**WHAT IS REQUIRED**
Consider the records below. How many of their lines include the word "image"? State the number and nothing else.

____________________

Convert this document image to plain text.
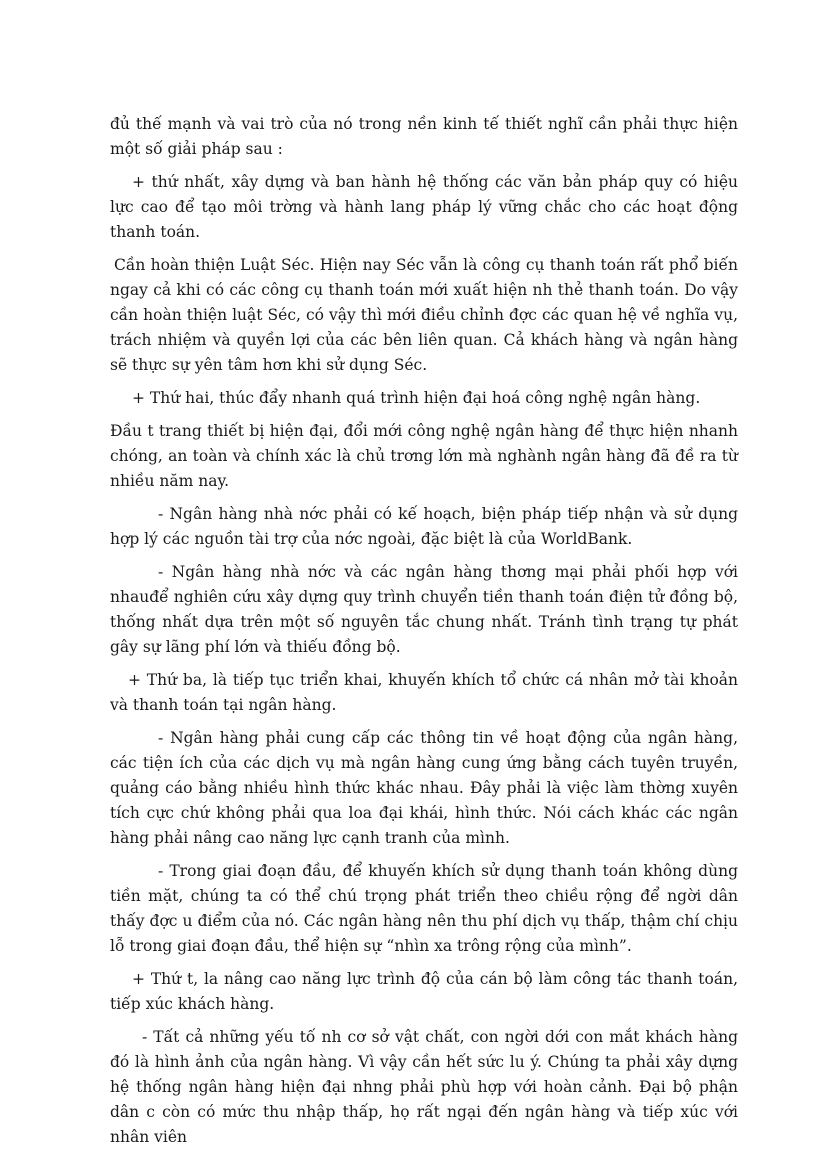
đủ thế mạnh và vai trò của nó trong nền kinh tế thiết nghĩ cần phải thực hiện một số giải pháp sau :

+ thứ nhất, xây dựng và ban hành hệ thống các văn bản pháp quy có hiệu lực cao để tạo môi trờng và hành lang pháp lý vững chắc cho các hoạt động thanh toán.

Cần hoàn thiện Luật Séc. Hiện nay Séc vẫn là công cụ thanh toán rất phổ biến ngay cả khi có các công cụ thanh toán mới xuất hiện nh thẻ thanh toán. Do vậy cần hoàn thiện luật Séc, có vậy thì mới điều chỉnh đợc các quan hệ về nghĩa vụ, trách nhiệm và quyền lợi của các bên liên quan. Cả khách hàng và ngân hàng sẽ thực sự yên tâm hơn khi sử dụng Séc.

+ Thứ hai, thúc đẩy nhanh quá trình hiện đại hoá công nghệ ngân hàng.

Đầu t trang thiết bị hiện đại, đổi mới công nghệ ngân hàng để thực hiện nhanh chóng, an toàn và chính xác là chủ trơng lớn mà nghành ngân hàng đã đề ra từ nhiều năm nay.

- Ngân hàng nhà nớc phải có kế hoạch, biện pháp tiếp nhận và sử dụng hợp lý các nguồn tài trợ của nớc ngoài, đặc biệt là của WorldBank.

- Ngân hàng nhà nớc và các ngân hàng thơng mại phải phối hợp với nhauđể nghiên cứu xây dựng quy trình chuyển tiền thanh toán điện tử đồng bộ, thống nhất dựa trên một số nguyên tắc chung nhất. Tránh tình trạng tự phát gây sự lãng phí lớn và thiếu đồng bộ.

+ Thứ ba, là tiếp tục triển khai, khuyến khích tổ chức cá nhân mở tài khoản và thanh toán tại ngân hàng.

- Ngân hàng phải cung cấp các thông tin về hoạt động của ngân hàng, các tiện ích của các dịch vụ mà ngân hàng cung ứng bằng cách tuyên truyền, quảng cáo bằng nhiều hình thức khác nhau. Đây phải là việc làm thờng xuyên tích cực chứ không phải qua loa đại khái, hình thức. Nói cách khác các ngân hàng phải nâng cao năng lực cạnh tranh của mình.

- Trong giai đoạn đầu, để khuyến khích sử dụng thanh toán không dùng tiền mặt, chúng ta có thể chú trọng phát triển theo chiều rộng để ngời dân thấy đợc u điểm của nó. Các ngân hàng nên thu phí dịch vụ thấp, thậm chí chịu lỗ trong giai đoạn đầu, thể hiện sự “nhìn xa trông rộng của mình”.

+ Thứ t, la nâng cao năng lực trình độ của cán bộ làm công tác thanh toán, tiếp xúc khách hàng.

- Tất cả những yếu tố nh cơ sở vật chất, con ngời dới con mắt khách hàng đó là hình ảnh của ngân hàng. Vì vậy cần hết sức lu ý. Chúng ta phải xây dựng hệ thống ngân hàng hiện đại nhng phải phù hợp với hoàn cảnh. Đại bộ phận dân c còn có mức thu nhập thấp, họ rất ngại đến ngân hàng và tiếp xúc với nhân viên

____________________

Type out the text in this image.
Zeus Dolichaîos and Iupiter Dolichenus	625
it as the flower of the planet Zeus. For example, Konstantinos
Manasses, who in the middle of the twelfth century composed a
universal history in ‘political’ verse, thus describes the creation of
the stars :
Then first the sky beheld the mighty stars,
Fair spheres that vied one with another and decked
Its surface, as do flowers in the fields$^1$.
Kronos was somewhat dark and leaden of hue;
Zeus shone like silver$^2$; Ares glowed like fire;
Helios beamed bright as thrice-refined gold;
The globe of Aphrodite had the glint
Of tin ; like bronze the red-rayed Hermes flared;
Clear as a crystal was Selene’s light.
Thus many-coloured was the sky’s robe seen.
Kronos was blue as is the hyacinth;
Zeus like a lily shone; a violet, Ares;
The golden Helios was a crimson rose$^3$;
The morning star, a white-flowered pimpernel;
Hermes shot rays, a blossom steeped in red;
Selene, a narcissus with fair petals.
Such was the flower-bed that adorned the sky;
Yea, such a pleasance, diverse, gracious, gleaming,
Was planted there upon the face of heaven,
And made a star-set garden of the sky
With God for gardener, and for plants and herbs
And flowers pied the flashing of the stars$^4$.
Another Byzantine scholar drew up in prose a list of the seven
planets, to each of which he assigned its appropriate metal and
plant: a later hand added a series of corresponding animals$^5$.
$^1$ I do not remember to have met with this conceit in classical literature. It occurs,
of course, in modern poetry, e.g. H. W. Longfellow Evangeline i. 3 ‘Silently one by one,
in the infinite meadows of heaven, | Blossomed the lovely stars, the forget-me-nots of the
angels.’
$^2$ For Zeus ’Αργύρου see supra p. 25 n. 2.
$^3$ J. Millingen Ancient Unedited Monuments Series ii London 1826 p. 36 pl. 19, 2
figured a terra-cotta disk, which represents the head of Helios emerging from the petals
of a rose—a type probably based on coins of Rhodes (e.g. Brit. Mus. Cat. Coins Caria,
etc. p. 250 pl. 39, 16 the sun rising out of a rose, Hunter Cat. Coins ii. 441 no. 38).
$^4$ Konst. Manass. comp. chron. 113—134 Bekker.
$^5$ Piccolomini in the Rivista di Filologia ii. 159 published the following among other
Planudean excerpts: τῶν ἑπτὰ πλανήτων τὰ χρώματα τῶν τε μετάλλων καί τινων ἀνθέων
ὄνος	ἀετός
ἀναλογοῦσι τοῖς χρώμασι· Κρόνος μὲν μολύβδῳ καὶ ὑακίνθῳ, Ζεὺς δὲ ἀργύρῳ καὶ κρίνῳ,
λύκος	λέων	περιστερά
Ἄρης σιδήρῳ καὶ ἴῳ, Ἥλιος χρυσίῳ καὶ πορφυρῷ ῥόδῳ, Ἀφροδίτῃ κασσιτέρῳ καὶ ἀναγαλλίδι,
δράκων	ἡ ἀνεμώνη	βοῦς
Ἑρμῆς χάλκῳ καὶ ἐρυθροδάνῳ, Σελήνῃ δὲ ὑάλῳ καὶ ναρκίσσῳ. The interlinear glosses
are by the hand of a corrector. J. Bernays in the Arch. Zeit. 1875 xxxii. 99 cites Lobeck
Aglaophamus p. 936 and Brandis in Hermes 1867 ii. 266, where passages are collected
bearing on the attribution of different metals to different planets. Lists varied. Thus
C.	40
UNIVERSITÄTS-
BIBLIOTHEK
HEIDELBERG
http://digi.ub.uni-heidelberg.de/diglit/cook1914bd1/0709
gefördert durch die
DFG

____________________

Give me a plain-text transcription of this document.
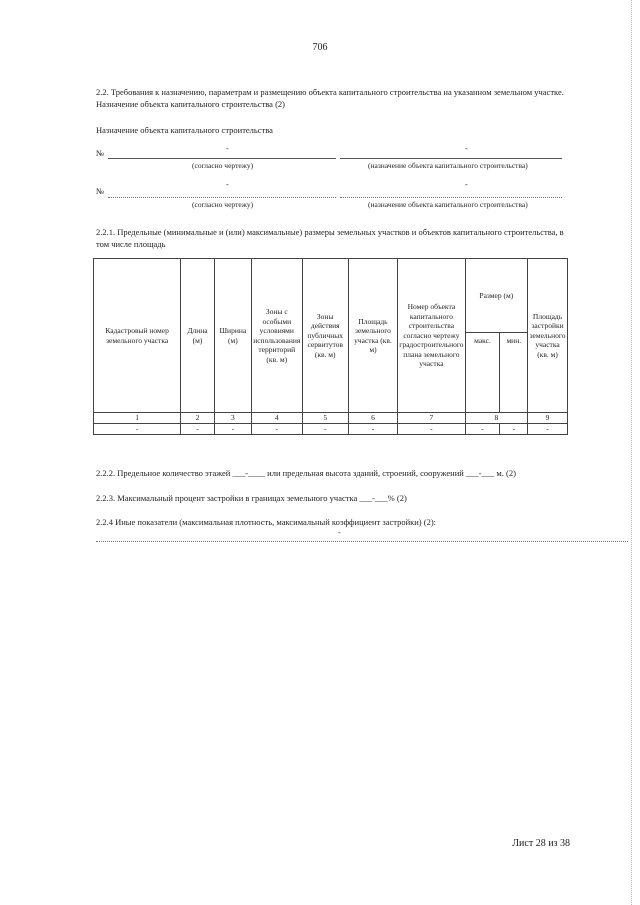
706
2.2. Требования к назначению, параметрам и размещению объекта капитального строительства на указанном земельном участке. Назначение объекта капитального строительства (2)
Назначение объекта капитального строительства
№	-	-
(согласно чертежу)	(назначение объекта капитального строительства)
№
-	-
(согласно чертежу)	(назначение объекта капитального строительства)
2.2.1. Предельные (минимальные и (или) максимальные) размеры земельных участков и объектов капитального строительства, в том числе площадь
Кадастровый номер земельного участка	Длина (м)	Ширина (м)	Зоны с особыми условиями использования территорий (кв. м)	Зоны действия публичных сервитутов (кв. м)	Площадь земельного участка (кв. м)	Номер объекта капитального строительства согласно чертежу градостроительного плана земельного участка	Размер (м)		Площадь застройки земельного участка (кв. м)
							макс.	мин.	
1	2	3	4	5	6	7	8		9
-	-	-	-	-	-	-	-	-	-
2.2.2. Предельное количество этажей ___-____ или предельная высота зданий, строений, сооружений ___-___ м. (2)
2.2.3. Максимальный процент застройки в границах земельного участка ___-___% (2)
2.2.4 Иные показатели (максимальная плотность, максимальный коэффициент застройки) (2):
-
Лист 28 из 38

____________________

**TASK SOLUTION**
2